▸ **Problem**
Continue the forum thread on whether the 5mg Oxandrolone/Anavar tablets labeled Russian Oxide Laboratories are real or fake, picking up after its final post.
___ Selected text
# STEROID BRANDS, PROFILES, PCTURES, & REVIEWS > PICTURES OF STEROIDS > Pictures of Legit Steroids >  Oxandrolone/Anavar - Real or Fake????

## dazbo

These are labelled as Russian Oxide Laboratories brand and are supposed to be 5mg anavars.

There are no markings on the tabs but the fact that Ive never seen them before and they are far bigger than my previous 10mg ones, makes me wonder what they are or what else is in them??

Any input is appreciated, thanks.

----------


## mad dogs

never seen them befor man ,there are tons of labs poping up all over the place so its hit or miss when useing ugl ,the only real way to know is to use pharma grade .

----------


## dazbo

How do you know that they are UGL??

thanks for the reply though.

----------


## mad dogs

because most if not all pharma grade anavar come in blister packs and boxed ,also if it were pharma grade a quick google would show it without a doubt.

its defo a under ground lab man.

----------


## Sheven

is not from russia for sure and is ugl. tabs seem crushed in the box, not very nice.
______
___ Data provided
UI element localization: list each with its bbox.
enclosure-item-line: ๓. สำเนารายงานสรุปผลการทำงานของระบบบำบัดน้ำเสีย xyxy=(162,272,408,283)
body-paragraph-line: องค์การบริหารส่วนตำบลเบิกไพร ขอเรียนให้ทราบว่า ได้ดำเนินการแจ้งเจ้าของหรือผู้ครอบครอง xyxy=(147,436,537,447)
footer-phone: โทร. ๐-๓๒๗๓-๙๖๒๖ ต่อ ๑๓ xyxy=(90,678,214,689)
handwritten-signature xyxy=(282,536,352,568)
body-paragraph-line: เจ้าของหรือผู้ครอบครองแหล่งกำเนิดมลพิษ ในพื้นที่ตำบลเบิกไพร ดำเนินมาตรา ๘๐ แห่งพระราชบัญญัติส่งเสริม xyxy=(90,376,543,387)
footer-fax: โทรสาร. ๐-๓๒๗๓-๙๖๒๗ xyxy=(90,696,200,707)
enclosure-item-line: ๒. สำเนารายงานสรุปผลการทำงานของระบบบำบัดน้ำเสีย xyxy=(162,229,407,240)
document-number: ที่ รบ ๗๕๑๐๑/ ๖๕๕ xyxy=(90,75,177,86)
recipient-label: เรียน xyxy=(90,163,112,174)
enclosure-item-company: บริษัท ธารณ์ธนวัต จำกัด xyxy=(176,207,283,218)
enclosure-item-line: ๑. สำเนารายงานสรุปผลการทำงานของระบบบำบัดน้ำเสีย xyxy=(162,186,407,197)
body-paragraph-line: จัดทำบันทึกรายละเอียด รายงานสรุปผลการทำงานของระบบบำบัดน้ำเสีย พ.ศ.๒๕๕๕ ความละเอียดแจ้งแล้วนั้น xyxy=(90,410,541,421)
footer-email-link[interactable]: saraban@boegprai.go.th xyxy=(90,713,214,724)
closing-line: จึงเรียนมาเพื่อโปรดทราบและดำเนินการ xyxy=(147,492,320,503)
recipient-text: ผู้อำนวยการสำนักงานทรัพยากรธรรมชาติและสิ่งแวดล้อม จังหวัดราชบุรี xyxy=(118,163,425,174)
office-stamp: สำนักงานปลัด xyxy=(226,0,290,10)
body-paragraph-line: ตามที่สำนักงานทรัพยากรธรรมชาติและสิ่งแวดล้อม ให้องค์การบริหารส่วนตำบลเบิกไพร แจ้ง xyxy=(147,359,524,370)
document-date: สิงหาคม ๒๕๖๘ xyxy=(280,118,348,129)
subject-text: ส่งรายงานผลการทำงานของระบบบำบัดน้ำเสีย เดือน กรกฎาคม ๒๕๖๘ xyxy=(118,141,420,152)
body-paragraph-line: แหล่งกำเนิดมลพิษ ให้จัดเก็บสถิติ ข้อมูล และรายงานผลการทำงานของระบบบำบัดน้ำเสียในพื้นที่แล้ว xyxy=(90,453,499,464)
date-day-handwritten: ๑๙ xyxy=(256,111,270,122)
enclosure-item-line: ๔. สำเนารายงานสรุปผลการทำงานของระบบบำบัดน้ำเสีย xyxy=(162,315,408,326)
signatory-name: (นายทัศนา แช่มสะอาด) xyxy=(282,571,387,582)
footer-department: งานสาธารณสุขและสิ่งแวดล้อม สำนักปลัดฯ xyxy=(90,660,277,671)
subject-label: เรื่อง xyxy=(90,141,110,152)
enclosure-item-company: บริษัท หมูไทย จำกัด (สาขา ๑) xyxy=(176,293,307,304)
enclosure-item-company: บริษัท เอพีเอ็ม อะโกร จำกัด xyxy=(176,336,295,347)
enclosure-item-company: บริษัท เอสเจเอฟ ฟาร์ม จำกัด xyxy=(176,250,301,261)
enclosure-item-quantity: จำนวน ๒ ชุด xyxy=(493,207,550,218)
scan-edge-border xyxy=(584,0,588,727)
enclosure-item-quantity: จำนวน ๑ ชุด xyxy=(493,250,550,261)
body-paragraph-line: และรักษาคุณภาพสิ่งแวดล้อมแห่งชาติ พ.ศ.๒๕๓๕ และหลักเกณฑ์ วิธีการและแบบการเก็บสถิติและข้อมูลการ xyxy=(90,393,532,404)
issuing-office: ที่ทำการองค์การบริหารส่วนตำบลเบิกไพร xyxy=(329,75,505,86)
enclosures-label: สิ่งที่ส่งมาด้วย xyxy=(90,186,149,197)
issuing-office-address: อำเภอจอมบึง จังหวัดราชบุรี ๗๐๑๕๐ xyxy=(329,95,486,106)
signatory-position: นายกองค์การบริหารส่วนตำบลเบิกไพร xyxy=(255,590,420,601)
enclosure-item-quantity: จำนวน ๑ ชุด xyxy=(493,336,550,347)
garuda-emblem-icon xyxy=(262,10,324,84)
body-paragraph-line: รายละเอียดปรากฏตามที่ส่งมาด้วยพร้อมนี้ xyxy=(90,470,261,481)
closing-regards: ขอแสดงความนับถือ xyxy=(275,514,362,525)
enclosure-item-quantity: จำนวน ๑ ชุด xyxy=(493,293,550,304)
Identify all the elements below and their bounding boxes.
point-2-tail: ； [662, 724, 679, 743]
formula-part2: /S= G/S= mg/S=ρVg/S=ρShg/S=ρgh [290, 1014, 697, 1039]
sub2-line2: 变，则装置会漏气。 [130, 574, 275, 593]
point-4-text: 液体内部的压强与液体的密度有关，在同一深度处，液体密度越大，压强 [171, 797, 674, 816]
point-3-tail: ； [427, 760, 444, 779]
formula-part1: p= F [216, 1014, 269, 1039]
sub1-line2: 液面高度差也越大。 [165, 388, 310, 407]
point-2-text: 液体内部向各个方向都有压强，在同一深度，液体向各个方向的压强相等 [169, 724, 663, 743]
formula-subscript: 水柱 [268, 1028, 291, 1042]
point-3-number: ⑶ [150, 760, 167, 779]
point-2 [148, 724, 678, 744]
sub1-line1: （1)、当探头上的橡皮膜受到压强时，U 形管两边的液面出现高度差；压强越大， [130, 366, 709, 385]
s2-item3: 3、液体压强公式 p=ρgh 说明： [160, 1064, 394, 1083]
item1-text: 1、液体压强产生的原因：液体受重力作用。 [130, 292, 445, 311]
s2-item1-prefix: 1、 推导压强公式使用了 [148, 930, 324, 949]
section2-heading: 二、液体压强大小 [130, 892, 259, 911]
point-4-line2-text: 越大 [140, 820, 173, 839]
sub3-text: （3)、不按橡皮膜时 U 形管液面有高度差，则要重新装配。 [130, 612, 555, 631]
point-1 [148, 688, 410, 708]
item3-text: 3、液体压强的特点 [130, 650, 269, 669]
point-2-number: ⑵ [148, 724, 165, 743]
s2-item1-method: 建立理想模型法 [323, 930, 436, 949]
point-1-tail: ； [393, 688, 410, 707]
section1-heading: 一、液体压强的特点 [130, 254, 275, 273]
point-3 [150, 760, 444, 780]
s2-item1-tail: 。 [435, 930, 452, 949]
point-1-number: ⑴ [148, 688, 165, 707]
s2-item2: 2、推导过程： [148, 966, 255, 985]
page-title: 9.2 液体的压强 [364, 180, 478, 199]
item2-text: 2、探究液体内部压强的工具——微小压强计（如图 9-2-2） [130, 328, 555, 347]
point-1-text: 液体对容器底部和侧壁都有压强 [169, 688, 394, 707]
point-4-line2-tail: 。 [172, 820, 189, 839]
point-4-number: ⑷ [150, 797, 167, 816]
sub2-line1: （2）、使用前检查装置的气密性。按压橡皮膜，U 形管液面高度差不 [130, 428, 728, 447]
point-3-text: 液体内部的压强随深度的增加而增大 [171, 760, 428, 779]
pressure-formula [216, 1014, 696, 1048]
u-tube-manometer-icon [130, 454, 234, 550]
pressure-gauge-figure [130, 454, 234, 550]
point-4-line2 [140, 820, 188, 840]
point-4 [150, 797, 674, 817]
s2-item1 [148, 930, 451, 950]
______
▸ **Your response**
----------


## Machin3

this is fake


Oxide Anavar is 50mg per tab

They are green


they do not produce this...Its a knockoff

----------


## sarasotafloridabrian

What of the undergrond VAR though. I mean there certainly are some real products that aren't litterally Pharma grade.

----------


## MORPHIN

oxide is sapose to be pretty good quality

----------


## makelovenotwar21

> this is fake
> 
> 
> Oxide Anavar is 50mg per tab
> 
> They are green
> 
> 
> they do not produce this...Its a knockoff


this is what I was thinking

----------


## ItalianMuscle27

REAL Oxide Laboratories Anavar are light green, round tabs, with 'ox' stamped on them. They come in gold foil resealable bags. You my friend have a counterfeit/knockoff. Who knows what those are? Someone working off a good name.. Sorry for your loss!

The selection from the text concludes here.